= TASK STATEMENT =
What follows is a set of entries. Give them again exactly, without the pictures.

(Entries with figure data)
— BEGIN —

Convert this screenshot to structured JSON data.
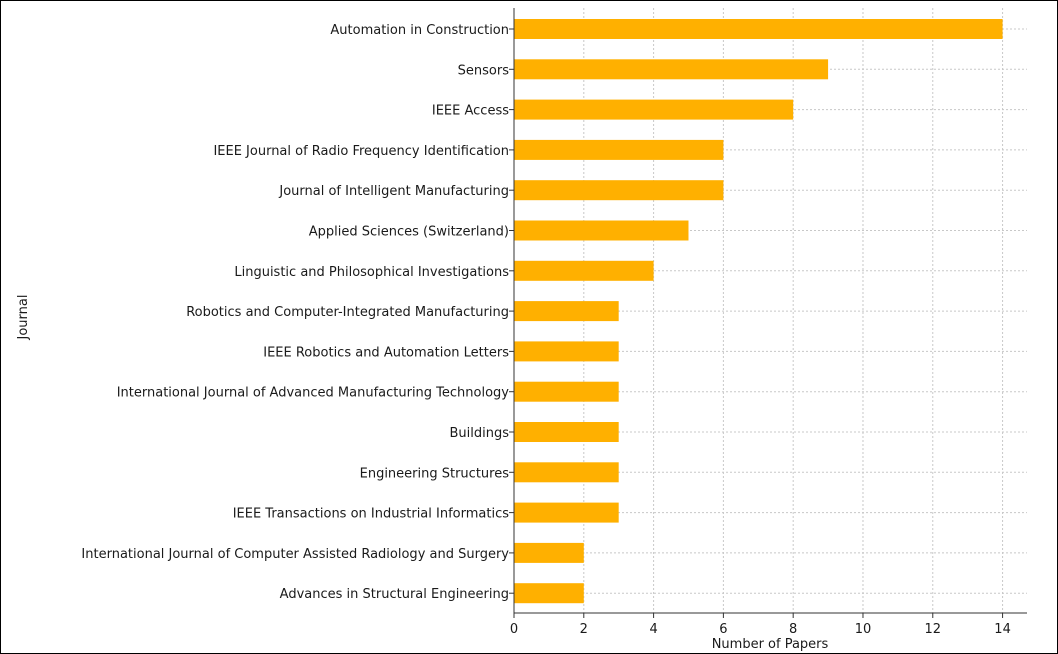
{
  "chart_data": {
    "type": "bar",
    "orientation": "horizontal",
    "categories": [
      "Automation in Construction",
      "Sensors",
      "IEEE Access",
      "IEEE Journal of Radio Frequency Identification",
      "Journal of Intelligent Manufacturing",
      "Applied Sciences (Switzerland)",
      "Linguistic and Philosophical Investigations",
      "Robotics and Computer-Integrated Manufacturing",
      "IEEE Robotics and Automation Letters",
      "International Journal of Advanced Manufacturing Technology",
      "Buildings",
      "Engineering Structures",
      "IEEE Transactions on Industrial Informatics",
      "International Journal of Computer Assisted Radiology and Surgery",
      "Advances in Structural Engineering"
    ],
    "values": [
      14,
      9,
      8,
      6,
      6,
      5,
      4,
      3,
      3,
      3,
      3,
      3,
      3,
      2,
      2
    ],
    "title": "",
    "xlabel": "Number of Papers",
    "ylabel": "Journal",
    "xlim": [
      0,
      14.7
    ],
    "xticks": [
      0,
      2,
      4,
      6,
      8,
      10,
      12,
      14
    ],
    "grid": true,
    "bar_color": "#FFB000"
  }
}
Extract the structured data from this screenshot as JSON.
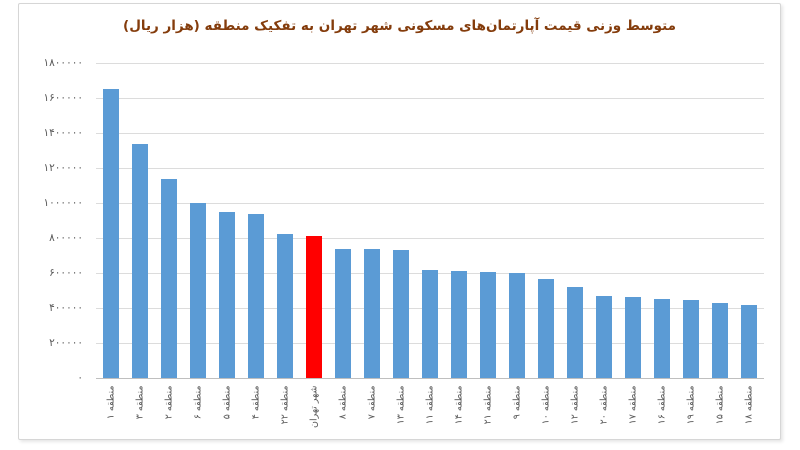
{
  "chart_data": {
    "type": "bar",
    "title": "متوسط وزنی قیمت آپارتمان‌های مسکونی شهر تهران به تفکیک منطقه (هزار ریال)",
    "title_color": "#843C0C",
    "categories": [
      "منطقه ۱",
      "منطقه ۳",
      "منطقه ۲",
      "منطقه ۶",
      "منطقه ۵",
      "منطقه ۴",
      "منطقه ۲۲",
      "شهر تهران",
      "منطقه ۸",
      "منطقه ۷",
      "منطقه ۱۳",
      "منطقه ۱۱",
      "منطقه ۱۴",
      "منطقه ۲۱",
      "منطقه ۹",
      "منطقه ۱۰",
      "منطقه ۱۲",
      "منطقه ۲۰",
      "منطقه ۱۷",
      "منطقه ۱۶",
      "منطقه ۱۹",
      "منطقه ۱۵",
      "منطقه ۱۸"
    ],
    "values": [
      1650000,
      1340000,
      1140000,
      1000000,
      950000,
      940000,
      825000,
      810000,
      740000,
      735000,
      730000,
      620000,
      612000,
      606000,
      598000,
      568000,
      520000,
      467000,
      463000,
      450000,
      444000,
      430000,
      417000
    ],
    "highlight_index": 7,
    "highlight_label": "شهر تهران",
    "bar_color": "#5B9BD5",
    "highlight_color": "#FF0000",
    "xlabel": "",
    "ylabel": "",
    "ylim": [
      0,
      1800000
    ],
    "ytick_step": 200000,
    "ytick_labels_bottom_to_top": [
      "۰",
      "۲۰۰۰۰۰",
      "۴۰۰۰۰۰",
      "۶۰۰۰۰۰",
      "۸۰۰۰۰۰",
      "۱۰۰۰۰۰۰",
      "۱۲۰۰۰۰۰",
      "۱۴۰۰۰۰۰",
      "۱۶۰۰۰۰۰",
      "۱۸۰۰۰۰۰"
    ],
    "grid": true,
    "legend": "none"
  }
}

— END —

= FULL ANSWER =
Convert this screenshot to structured JSON data.
{
  "chart_data": {
    "type": "bar",
    "orientation": "horizontal",
    "categories": [
      "Automation in Construction",
      "Sensors",
      "IEEE Access",
      "IEEE Journal of Radio Frequency Identification",
      "Journal of Intelligent Manufacturing",
      "Applied Sciences (Switzerland)",
      "Linguistic and Philosophical Investigations",
      "Robotics and Computer-Integrated Manufacturing",
      "IEEE Robotics and Automation Letters",
      "International Journal of Advanced Manufacturing Technology",
      "Buildings",
      "Engineering Structures",
      "IEEE Transactions on Industrial Informatics",
      "International Journal of Computer Assisted Radiology and Surgery",
      "Advances in Structural Engineering"
    ],
    "values": [
      14,
      9,
      8,
      6,
      6,
      5,
      4,
      3,
      3,
      3,
      3,
      3,
      3,
      2,
      2
    ],
    "title": "",
    "xlabel": "Number of Papers",
    "ylabel": "Journal",
    "xlim": [
      0,
      14.7
    ],
    "xticks": [
      0,
      2,
      4,
      6,
      8,
      10,
      12,
      14
    ],
    "grid": true,
    "bar_color": "#FFB000"
  }
}
Extract the structured data from this screenshot as JSON.
{
  "chart_data": {
    "type": "bar",
    "title": "متوسط وزنی قیمت آپارتمان‌های مسکونی شهر تهران به تفکیک منطقه (هزار ریال)",
    "title_color": "#843C0C",
    "categories": [
      "منطقه ۱",
      "منطقه ۳",
      "منطقه ۲",
      "منطقه ۶",
      "منطقه ۵",
      "منطقه ۴",
      "منطقه ۲۲",
      "شهر تهران",
      "منطقه ۸",
      "منطقه ۷",
      "منطقه ۱۳",
      "منطقه ۱۱",
      "منطقه ۱۴",
      "منطقه ۲۱",
      "منطقه ۹",
      "منطقه ۱۰",
      "منطقه ۱۲",
      "منطقه ۲۰",
      "منطقه ۱۷",
      "منطقه ۱۶",
      "منطقه ۱۹",
      "منطقه ۱۵",
      "منطقه ۱۸"
    ],
    "values": [
      1650000,
      1340000,
      1140000,
      1000000,
      950000,
      940000,
      825000,
      810000,
      740000,
      735000,
      730000,
      620000,
      612000,
      606000,
      598000,
      568000,
      520000,
      467000,
      463000,
      450000,
      444000,
      430000,
      417000
    ],
    "highlight_index": 7,
    "highlight_label": "شهر تهران",
    "bar_color": "#5B9BD5",
    "highlight_color": "#FF0000",
    "xlabel": "",
    "ylabel": "",
    "ylim": [
      0,
      1800000
    ],
    "ytick_step": 200000,
    "ytick_labels_bottom_to_top": [
      "۰",
      "۲۰۰۰۰۰",
      "۴۰۰۰۰۰",
      "۶۰۰۰۰۰",
      "۸۰۰۰۰۰",
      "۱۰۰۰۰۰۰",
      "۱۲۰۰۰۰۰",
      "۱۴۰۰۰۰۰",
      "۱۶۰۰۰۰۰",
      "۱۸۰۰۰۰۰"
    ],
    "grid": true,
    "legend": "none"
  }
}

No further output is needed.